→ **GIVEN TASK**: Give as a numbered list every line of the listing from its first line down to and including the line that contains "axis-tick-10: -10 [247, 739, 281, 765]", with blank lines omitted.

>> START RECORDS FOR THIS TASK

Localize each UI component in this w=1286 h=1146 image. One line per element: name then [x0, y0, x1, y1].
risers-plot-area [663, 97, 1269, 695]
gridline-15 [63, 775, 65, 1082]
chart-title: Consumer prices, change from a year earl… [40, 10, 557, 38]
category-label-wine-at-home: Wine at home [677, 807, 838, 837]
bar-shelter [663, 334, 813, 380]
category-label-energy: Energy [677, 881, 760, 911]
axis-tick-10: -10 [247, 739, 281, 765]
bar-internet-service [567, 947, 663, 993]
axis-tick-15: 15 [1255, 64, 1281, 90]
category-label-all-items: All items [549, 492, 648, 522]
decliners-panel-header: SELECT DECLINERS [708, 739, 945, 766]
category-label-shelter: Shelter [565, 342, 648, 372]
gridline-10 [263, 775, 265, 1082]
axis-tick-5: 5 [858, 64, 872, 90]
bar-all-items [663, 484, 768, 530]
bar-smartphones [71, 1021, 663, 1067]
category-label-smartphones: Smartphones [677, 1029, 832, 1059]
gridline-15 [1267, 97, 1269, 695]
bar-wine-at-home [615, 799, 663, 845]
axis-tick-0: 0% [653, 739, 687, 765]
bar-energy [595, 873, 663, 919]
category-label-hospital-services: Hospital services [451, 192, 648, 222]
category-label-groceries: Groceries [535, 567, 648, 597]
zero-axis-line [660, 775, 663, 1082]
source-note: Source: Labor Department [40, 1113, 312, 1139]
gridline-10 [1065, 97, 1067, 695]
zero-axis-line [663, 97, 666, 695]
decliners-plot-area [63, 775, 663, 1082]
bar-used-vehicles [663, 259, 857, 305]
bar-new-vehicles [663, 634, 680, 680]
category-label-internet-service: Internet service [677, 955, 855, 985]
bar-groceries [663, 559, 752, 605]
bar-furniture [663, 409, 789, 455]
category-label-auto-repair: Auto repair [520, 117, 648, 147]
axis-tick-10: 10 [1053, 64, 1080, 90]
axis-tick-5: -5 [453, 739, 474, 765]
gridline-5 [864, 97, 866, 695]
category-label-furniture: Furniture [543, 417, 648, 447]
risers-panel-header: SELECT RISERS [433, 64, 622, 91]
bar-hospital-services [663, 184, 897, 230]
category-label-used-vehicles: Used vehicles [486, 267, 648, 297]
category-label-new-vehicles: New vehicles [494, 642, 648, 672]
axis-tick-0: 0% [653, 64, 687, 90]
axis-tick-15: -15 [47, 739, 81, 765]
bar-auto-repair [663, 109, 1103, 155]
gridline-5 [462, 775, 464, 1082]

>> END RECORDS FOR THIS TASK

→ **IN RESPONSE**:
1. Localize each UI component in this w=1286 h=1146 image. One line per element: name then [x0, y0, x1, y1].
2. risers-plot-area [663, 97, 1269, 695]
3. gridline-15 [63, 775, 65, 1082]
4. chart-title: Consumer prices, change from a year earl… [40, 10, 557, 38]
5. category-label-wine-at-home: Wine at home [677, 807, 838, 837]
6. bar-shelter [663, 334, 813, 380]
7. category-label-energy: Energy [677, 881, 760, 911]
8. axis-tick-10: -10 [247, 739, 281, 765]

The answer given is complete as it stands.